--- start of Page extract ---
Consequently, the depth of alignment mark formation hole 220 which
includes groove 210 and hole 211 can range from between 5500 to
6500 .ANG..
[0027] First metal layer 207 can be formed on and/or over
interlayer insulating layer 205 and isolation layer 203 in which
alignment mark formation hole 220 is formed. First metal layer 207
can be composed of tungsten and formed in alignment mark formation
hole 220, i.e., on and/or over the internal walls and bottom area
of alignment mark formation hole 220. Since the depth of alignment
mark formation hole 220 is sufficiently deep, first metal layer 207
can have a stepped structure.
[0028] Second metal layer 213 can be formed on and/or over first
metal layer 207 and interlayer insulating layer 205. Second metal
layer 213 can be composed of aluminum and be stepped by the step of
first metal layer 207 formed in alignment mark formation hole 220.
If step B of the alignment mark is sufficiently great, a high
signal can be generated from step B, so that a photomask can be
easily aligned at the time of a photolithographic process.
Therefore, when second metal layer 213 is patterned subsequently,
an optical focus can be positioned correctly in the
photolithographic process. Thus, a good pattern can be formed.
[0029] Accordingly, in the semiconductor device in accordance with
embodiments, groove 210 can be formed in isolation layer 203 of the
scribe lane region and can be used as alignment mark region AM.
Thus, although the thickness of interlayer insulating layer 205 is
not sufficiently thick, it can be compensated for by groove 210
formed in isolation layer 203. It is therefore possible to form a
stable alignment mark in the CMOS image sensor.
--- end of Page extract ---
--- start of Dataset extract ---
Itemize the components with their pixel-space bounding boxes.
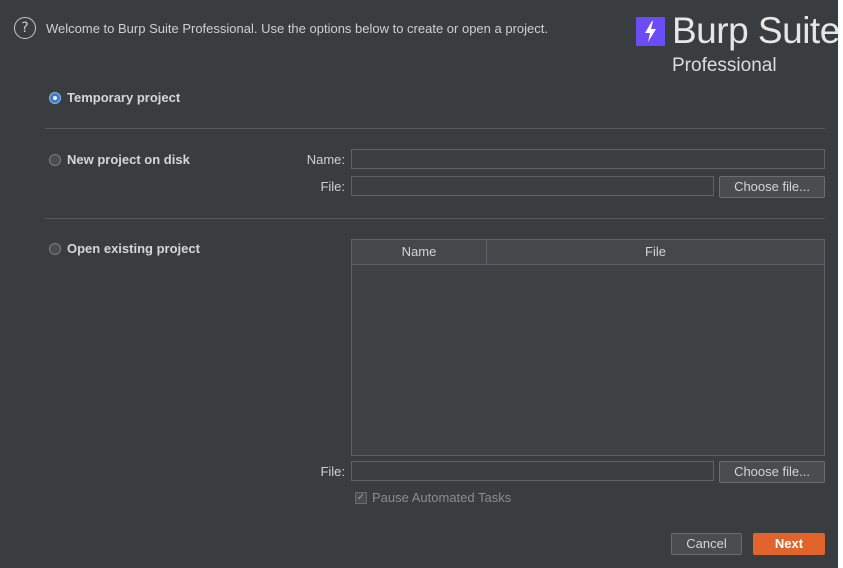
existing-project-file-input[interactable] [351,461,714,481]
file-field-label: File: [320,179,345,194]
next-button[interactable]: Next [753,533,825,555]
temporary-project-radio[interactable] [49,92,61,104]
new-project-radio[interactable] [49,154,61,166]
table-header-file[interactable]: File [487,240,824,265]
pause-automated-tasks-label[interactable]: Pause Automated Tasks [372,490,511,505]
logo-subtitle: Professional [672,55,777,76]
open-existing-label[interactable]: Open existing project [67,241,200,256]
welcome-text: Welcome to Burp Suite Professional. Use … [46,21,548,36]
project-name-input[interactable] [351,149,825,169]
logo-title: Burp Suite [672,10,840,51]
existing-file-field-label: File: [320,464,345,479]
help-icon[interactable]: ? [14,17,36,39]
name-field-label: Name: [306,152,345,167]
open-existing-radio[interactable] [49,243,61,255]
existing-project-choose-file-button[interactable]: Choose file... [719,461,825,483]
burp-logo-icon [636,17,665,46]
table-header-name[interactable]: Name [352,240,487,265]
recent-projects-table[interactable]: Name File [351,239,825,456]
cancel-button[interactable]: Cancel [671,533,742,555]
divider [45,218,825,219]
new-project-file-input[interactable] [351,176,714,196]
pause-automated-tasks-checkbox[interactable]: ✓ [355,492,367,504]
temporary-project-label[interactable]: Temporary project [67,90,180,105]
window-edge [838,0,843,568]
new-project-label[interactable]: New project on disk [67,152,190,167]
divider [45,128,825,129]
new-project-choose-file-button[interactable]: Choose file... [719,176,825,198]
--- end of Dataset extract ---
Please reproduce the passage on the alignment mark formation hole word for word, in full.

# Reply to the exercise:
Consequently, the depth of alignment mark formation hole 220 which
includes groove 210 and hole 211 can range from between 5500 to
6500 .ANG..
[0027] First metal layer 207 can be formed on and/or over
interlayer insulating layer 205 and isolation layer 203 in which
alignment mark formation hole 220 is formed. First metal layer 207
can be composed of tungsten and formed in alignment mark formation
hole 220, i.e., on and/or over the internal walls and bottom area
of alignment mark formation hole 220. Since the depth of alignment
mark formation hole 220 is sufficiently deep, first metal layer 207
can have a stepped structure.
[0028] Second metal layer 213 can be formed on and/or over first
metal layer 207 and interlayer insulating layer 205. Second metal
layer 213 can be composed of aluminum and be stepped by the step of
first metal layer 207 formed in alignment mark formation hole 220.
If step B of the alignment mark is sufficiently great, a high
signal can be generated from step B, so that a photomask can be
easily aligned at the time of a photolithographic process.
Therefore, when second metal layer 213 is patterned subsequently,
an optical focus can be positioned correctly in the
photolithographic process. Thus, a good pattern can be formed.
[0029] Accordingly, in the semiconductor device in accordance with
embodiments, groove 210 can be formed in isolation layer 203 of the
scribe lane region and can be used as alignment mark region AM.
Thus, although the thickness of interlayer insulating layer 205 is
not sufficiently thick, it can be compensated for by groove 210
formed in isolation layer 203. It is therefore possible to form a
stable alignment mark in the CMOS image sensor.